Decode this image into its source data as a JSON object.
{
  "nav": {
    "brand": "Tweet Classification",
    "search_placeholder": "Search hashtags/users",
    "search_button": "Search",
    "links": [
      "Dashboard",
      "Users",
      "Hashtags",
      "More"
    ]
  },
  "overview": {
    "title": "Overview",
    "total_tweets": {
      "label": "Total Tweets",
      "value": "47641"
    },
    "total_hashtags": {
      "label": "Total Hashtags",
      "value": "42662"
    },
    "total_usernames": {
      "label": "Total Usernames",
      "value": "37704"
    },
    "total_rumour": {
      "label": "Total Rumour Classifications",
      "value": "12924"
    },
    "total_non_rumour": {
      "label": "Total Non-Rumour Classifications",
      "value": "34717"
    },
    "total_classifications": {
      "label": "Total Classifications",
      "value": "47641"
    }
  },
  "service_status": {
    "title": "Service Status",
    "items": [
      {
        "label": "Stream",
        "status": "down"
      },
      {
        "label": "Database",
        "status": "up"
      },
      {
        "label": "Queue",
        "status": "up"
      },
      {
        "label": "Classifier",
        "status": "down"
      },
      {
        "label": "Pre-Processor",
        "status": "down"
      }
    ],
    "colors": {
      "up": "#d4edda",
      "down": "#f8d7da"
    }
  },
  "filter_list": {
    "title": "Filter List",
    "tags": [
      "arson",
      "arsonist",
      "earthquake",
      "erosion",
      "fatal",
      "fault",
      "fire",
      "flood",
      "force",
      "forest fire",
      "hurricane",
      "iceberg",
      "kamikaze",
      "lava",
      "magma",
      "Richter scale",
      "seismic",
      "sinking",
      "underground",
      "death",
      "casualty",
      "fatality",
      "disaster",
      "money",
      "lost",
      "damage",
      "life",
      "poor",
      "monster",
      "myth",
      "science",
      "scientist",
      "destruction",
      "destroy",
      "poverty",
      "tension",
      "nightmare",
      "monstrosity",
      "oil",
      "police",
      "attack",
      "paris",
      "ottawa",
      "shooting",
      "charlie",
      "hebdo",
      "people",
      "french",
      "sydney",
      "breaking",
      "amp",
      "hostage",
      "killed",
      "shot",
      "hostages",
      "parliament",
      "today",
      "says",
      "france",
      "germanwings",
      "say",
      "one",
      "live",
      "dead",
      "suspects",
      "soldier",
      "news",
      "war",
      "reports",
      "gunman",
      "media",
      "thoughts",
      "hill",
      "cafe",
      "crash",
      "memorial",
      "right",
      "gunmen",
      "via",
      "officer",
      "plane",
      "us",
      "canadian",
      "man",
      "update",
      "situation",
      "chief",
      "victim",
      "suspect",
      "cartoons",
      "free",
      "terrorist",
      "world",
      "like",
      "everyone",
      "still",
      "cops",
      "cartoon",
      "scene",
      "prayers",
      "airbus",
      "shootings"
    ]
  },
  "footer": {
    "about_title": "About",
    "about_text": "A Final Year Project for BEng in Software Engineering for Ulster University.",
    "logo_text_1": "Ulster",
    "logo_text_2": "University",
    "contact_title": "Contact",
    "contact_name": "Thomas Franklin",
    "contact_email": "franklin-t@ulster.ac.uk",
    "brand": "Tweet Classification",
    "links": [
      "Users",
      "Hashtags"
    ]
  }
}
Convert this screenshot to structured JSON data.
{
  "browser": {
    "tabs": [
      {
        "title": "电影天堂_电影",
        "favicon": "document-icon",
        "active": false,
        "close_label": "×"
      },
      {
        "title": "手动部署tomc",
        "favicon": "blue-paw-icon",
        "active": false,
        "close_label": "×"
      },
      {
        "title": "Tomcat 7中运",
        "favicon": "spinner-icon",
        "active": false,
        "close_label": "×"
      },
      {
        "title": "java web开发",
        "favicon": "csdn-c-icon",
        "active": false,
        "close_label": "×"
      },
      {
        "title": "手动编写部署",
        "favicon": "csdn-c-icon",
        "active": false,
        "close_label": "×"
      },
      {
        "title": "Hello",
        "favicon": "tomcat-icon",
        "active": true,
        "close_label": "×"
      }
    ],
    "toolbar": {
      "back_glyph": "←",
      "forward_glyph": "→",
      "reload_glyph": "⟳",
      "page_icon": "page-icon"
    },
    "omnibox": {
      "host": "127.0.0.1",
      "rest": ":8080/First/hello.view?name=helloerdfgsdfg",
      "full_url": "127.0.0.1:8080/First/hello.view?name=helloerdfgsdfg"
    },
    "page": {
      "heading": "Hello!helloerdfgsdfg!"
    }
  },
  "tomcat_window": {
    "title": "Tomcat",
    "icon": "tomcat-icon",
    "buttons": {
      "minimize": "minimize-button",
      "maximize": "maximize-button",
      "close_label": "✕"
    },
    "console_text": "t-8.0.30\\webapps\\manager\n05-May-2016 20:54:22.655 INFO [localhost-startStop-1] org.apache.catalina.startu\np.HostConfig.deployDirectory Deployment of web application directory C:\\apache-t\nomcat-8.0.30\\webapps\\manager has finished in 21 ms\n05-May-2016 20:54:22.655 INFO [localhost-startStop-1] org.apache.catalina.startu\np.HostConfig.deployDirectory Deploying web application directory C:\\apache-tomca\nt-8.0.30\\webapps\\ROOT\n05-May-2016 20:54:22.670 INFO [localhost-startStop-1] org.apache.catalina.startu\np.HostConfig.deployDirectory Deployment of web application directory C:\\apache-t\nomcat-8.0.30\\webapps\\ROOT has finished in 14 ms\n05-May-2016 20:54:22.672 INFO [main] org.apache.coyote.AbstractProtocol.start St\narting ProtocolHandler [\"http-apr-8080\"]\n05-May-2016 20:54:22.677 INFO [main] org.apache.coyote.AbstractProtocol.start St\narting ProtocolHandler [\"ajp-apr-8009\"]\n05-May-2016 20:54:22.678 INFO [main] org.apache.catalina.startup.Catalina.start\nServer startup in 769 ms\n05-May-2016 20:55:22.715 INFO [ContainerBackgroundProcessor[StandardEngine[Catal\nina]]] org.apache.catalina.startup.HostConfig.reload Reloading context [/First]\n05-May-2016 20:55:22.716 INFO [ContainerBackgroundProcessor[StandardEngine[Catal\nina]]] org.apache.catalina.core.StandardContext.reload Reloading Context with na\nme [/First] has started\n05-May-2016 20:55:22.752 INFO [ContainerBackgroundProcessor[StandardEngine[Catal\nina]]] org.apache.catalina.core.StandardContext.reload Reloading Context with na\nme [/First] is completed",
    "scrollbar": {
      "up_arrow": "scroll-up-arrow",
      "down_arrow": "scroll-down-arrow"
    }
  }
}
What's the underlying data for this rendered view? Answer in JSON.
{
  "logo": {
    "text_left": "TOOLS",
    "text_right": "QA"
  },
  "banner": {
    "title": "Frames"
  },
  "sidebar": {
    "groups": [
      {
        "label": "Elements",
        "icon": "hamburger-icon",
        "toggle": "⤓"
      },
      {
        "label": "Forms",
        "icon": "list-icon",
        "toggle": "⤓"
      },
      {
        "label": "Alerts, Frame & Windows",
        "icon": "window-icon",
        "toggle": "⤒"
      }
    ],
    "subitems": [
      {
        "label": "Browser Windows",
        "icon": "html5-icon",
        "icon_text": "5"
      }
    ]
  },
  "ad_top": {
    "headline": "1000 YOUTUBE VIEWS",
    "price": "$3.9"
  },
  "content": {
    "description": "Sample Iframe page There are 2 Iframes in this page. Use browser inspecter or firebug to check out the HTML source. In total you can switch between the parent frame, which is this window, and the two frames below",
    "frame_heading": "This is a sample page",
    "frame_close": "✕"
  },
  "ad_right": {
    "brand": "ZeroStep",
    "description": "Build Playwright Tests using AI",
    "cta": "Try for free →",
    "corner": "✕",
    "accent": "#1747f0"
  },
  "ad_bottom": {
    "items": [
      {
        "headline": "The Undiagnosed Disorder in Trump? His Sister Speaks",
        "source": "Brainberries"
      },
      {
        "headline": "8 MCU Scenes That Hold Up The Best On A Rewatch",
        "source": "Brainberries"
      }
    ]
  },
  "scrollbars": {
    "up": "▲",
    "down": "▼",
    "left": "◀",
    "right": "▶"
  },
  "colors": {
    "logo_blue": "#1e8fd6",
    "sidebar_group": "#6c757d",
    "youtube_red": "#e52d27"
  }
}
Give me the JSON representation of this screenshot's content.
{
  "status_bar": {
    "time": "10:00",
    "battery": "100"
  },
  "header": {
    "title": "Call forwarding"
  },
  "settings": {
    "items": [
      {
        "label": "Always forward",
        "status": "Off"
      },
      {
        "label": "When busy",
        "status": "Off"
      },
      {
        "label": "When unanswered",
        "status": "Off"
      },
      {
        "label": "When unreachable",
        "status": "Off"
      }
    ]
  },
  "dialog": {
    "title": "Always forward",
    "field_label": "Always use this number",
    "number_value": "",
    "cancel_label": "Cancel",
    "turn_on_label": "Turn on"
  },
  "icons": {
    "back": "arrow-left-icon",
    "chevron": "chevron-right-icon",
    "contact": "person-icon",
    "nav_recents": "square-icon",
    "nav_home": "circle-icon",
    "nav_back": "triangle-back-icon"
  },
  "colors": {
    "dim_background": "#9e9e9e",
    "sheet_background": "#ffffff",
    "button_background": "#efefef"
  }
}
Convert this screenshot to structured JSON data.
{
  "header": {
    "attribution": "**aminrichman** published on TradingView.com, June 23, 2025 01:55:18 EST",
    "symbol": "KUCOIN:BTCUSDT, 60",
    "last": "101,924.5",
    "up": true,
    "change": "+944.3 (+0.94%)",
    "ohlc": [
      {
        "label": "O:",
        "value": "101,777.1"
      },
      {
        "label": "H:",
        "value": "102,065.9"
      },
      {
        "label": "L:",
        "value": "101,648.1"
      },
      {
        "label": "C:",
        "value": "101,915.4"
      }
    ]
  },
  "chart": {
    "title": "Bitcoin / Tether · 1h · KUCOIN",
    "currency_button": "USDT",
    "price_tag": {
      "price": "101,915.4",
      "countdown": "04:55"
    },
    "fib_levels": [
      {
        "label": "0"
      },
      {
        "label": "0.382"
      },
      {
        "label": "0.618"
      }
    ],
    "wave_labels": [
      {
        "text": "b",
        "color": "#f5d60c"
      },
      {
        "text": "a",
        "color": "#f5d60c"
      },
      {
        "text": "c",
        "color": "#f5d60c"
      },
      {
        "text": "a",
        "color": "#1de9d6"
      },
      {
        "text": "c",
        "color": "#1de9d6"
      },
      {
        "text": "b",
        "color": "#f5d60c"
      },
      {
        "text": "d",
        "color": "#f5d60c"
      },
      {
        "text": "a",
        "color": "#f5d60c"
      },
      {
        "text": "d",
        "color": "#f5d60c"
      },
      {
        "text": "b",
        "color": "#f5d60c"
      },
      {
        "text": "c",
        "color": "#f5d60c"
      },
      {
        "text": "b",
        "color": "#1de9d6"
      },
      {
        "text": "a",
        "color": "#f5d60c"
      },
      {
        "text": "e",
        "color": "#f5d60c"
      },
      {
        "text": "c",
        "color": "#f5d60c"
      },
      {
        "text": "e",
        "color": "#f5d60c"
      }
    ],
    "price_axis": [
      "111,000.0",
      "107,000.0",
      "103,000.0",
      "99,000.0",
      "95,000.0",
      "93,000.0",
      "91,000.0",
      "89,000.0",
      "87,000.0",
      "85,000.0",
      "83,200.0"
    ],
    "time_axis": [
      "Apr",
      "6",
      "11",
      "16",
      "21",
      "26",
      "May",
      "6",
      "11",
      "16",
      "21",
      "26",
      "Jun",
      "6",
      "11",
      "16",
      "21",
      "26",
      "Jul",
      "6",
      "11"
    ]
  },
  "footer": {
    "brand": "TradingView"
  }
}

------------------------

- [Written instruction]
Copy all lines from the material that include "page".

- [Result below]
      "page_icon": "page-icon"
    "page": {
    "description": "Sample Iframe page There are 2 Iframes in this page. Use browser inspecter or firebug to check out the HTML source. In total you can switch between the parent frame, which is this window, and the two frames below",
    "frame_heading": "This is a sample page",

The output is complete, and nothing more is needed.